» **What the task requires**
Pick every line with "color" from the material below.

» **Data in this exercise**
◆ ◆ ◆ ◆

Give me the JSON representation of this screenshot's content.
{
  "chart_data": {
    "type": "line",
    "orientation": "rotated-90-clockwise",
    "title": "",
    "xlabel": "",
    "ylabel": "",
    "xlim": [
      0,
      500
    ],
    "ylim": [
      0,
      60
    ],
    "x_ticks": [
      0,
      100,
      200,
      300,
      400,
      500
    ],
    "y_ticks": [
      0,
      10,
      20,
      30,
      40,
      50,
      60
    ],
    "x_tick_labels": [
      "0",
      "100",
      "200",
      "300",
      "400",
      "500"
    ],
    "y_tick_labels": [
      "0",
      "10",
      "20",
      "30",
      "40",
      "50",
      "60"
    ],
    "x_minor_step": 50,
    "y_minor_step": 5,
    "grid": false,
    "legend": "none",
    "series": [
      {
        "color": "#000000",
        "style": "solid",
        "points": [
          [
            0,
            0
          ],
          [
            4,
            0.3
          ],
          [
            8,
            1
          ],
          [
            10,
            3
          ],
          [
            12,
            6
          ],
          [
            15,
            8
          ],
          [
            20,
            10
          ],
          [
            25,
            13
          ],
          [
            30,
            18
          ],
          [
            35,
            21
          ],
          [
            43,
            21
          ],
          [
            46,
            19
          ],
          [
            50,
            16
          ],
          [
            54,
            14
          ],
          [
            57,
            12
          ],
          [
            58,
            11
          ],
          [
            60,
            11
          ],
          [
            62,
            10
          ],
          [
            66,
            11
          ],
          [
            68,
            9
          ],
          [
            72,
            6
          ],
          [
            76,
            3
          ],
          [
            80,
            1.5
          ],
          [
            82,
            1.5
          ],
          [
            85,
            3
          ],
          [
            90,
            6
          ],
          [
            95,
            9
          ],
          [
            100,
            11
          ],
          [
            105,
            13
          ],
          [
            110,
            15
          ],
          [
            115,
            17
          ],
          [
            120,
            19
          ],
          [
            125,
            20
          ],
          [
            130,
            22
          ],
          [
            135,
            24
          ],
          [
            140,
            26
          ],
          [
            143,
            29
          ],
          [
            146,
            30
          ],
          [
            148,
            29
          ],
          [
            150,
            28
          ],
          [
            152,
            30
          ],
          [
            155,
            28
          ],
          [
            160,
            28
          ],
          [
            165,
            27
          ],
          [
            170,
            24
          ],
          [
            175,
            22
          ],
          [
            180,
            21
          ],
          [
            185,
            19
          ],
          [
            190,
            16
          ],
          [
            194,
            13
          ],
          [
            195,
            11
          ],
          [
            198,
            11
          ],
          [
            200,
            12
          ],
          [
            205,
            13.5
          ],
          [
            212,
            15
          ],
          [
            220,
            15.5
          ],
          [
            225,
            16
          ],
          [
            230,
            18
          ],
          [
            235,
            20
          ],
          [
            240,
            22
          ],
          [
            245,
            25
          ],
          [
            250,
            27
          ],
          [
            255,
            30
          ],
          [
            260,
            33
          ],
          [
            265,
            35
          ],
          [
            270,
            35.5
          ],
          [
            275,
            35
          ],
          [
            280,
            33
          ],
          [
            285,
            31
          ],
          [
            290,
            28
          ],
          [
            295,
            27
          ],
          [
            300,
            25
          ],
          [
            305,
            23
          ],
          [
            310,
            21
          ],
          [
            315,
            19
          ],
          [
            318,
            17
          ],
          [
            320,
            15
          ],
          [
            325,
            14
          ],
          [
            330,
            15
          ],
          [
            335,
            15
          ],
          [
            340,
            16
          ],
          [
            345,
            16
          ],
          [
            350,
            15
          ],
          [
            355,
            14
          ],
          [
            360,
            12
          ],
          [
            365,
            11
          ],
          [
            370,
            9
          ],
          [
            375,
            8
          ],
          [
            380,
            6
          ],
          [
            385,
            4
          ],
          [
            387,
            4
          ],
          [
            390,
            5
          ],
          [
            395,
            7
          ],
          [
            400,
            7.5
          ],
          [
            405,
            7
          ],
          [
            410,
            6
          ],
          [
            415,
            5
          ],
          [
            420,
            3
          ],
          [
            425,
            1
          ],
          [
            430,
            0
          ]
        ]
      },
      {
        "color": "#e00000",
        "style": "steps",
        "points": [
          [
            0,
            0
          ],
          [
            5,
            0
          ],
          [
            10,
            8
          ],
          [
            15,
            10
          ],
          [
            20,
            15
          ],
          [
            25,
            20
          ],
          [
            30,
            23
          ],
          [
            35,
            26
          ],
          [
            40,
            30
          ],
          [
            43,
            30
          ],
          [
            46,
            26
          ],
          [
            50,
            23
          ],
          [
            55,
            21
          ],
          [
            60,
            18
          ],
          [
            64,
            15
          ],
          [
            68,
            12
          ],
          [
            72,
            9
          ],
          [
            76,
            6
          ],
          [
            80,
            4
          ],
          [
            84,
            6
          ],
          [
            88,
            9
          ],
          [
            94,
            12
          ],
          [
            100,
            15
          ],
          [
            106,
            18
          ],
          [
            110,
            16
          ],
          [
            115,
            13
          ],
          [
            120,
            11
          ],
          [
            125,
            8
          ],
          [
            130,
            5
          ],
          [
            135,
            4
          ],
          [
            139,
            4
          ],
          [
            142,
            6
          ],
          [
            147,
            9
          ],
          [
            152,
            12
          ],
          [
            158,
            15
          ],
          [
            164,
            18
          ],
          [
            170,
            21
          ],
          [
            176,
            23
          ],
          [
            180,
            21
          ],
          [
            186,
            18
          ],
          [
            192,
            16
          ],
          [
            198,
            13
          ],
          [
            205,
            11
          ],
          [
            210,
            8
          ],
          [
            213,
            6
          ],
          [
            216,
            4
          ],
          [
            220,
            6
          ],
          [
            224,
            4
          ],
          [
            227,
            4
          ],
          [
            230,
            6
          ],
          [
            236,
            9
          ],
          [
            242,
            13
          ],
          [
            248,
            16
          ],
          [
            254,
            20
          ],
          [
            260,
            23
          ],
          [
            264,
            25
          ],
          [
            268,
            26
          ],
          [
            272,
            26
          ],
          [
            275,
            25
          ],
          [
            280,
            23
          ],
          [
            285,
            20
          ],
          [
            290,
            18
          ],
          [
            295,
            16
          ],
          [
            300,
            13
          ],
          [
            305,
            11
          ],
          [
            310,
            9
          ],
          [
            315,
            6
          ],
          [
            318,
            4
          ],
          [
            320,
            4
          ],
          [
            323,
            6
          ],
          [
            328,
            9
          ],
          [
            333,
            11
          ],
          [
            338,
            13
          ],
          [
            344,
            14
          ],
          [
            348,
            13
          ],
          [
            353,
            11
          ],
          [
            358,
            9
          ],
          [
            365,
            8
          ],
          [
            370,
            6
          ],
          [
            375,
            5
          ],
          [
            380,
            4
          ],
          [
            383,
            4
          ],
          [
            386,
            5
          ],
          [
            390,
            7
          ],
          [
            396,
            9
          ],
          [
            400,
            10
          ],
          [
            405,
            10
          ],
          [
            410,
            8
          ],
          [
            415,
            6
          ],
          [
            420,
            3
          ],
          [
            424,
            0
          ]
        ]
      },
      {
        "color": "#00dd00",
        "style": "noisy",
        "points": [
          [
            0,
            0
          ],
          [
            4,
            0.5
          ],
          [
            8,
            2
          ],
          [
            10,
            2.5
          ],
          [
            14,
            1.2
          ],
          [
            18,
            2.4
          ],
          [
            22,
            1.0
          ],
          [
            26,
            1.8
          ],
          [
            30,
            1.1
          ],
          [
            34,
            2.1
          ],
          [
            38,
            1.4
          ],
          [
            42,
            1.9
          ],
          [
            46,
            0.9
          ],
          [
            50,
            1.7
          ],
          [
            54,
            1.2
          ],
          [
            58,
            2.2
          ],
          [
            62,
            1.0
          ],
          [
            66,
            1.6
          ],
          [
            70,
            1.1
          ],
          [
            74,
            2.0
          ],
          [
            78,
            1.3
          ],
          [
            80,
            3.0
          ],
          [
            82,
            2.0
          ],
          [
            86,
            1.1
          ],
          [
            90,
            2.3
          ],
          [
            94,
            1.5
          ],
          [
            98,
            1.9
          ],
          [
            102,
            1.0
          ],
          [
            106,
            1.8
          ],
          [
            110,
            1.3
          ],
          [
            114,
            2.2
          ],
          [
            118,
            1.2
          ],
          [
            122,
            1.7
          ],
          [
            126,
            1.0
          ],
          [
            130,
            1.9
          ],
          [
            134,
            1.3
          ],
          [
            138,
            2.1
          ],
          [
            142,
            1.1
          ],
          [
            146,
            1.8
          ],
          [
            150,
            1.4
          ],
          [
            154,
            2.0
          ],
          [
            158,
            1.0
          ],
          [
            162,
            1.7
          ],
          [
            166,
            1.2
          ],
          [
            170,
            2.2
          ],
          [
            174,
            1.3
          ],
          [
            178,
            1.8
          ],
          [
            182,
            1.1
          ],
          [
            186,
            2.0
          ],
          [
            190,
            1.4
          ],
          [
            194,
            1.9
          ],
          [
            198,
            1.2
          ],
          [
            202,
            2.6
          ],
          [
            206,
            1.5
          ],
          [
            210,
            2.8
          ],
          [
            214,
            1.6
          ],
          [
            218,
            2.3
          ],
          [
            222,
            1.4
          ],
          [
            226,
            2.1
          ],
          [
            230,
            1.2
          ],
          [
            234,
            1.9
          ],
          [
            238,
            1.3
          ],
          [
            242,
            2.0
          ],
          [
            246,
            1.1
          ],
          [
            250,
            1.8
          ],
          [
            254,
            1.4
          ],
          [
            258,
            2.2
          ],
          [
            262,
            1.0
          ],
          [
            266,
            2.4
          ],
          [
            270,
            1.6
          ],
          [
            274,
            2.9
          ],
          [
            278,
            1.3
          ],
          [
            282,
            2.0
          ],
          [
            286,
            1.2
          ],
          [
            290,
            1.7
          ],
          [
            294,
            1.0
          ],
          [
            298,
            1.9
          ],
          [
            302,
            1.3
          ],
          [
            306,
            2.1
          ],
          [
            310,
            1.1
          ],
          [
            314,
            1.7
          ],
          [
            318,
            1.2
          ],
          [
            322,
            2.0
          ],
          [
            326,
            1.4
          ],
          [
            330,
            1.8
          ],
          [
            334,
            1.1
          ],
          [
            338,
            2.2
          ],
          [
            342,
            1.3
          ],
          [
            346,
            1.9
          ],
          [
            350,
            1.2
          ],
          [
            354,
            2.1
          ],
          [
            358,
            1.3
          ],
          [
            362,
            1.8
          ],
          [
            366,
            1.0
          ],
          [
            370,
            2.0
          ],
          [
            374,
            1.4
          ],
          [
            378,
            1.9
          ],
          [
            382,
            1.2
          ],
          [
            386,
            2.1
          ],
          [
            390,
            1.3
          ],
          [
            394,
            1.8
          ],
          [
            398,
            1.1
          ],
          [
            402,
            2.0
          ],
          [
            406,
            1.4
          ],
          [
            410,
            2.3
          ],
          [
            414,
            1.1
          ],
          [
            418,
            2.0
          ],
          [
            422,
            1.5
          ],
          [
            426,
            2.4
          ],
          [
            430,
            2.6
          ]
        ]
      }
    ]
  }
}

◆ ◆ ◆ ◆

» **Exercise result**
        "color": "#000000",
        "color": "#e00000",
        "color": "#00dd00",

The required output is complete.